Saved data entries
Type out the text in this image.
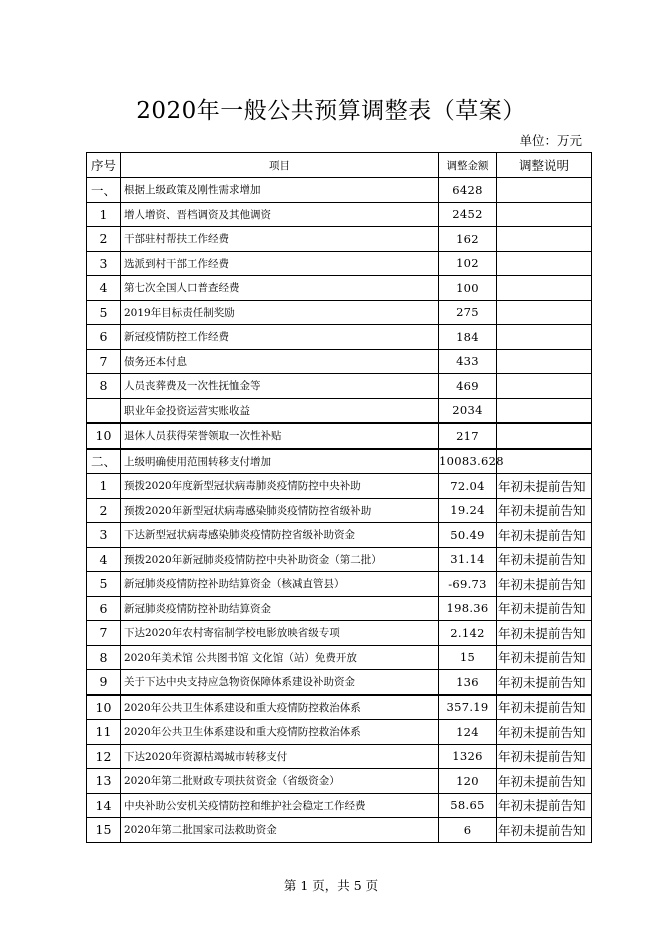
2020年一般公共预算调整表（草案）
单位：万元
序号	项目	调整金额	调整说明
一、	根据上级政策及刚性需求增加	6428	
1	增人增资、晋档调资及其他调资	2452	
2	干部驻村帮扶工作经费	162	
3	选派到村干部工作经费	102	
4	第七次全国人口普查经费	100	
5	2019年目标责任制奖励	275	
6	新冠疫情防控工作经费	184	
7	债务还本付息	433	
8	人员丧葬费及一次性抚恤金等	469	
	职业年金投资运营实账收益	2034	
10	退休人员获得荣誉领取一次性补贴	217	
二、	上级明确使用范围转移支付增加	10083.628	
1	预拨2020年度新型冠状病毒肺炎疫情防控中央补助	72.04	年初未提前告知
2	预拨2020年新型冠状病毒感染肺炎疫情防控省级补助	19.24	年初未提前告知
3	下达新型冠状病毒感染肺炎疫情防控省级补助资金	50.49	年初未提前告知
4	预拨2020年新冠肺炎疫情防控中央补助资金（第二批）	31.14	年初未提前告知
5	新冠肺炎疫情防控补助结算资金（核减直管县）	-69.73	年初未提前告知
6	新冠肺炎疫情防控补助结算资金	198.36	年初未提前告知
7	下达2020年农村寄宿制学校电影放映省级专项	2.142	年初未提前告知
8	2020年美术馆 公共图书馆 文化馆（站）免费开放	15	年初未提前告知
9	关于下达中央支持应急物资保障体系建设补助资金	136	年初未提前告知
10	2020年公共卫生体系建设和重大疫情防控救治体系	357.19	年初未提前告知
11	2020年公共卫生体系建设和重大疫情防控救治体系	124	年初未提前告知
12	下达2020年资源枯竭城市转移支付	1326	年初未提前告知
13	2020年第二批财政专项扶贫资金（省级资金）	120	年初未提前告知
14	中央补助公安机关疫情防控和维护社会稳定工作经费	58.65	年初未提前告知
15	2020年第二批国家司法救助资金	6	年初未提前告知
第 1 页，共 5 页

• [Your instructions] Copy out all the data exactly; skip the pictures.

• [Written solution]
Type out the text in this image.
2020年一般公共预算调整表（草案）
单位：万元
序号	项目	调整金额	调整说明
一、	根据上级政策及刚性需求增加	6428	
1	增人增资、晋档调资及其他调资	2452	
2	干部驻村帮扶工作经费	162	
3	选派到村干部工作经费	102	
4	第七次全国人口普查经费	100	
5	2019年目标责任制奖励	275	
6	新冠疫情防控工作经费	184	
7	债务还本付息	433	
8	人员丧葬费及一次性抚恤金等	469	
	职业年金投资运营实账收益	2034	
10	退休人员获得荣誉领取一次性补贴	217	
二、	上级明确使用范围转移支付增加	10083.628	
1	预拨2020年度新型冠状病毒肺炎疫情防控中央补助	72.04	年初未提前告知
2	预拨2020年新型冠状病毒感染肺炎疫情防控省级补助	19.24	年初未提前告知
3	下达新型冠状病毒感染肺炎疫情防控省级补助资金	50.49	年初未提前告知
4	预拨2020年新冠肺炎疫情防控中央补助资金（第二批）	31.14	年初未提前告知
5	新冠肺炎疫情防控补助结算资金（核减直管县）	-69.73	年初未提前告知
6	新冠肺炎疫情防控补助结算资金	198.36	年初未提前告知
7	下达2020年农村寄宿制学校电影放映省级专项	2.142	年初未提前告知
8	2020年美术馆 公共图书馆 文化馆（站）免费开放	15	年初未提前告知
9	关于下达中央支持应急物资保障体系建设补助资金	136	年初未提前告知
10	2020年公共卫生体系建设和重大疫情防控救治体系	357.19	年初未提前告知
11	2020年公共卫生体系建设和重大疫情防控救治体系	124	年初未提前告知
12	下达2020年资源枯竭城市转移支付	1326	年初未提前告知
13	2020年第二批财政专项扶贫资金（省级资金）	120	年初未提前告知
14	中央补助公安机关疫情防控和维护社会稳定工作经费	58.65	年初未提前告知
15	2020年第二批国家司法救助资金	6	年初未提前告知
第 1 页，共 5 页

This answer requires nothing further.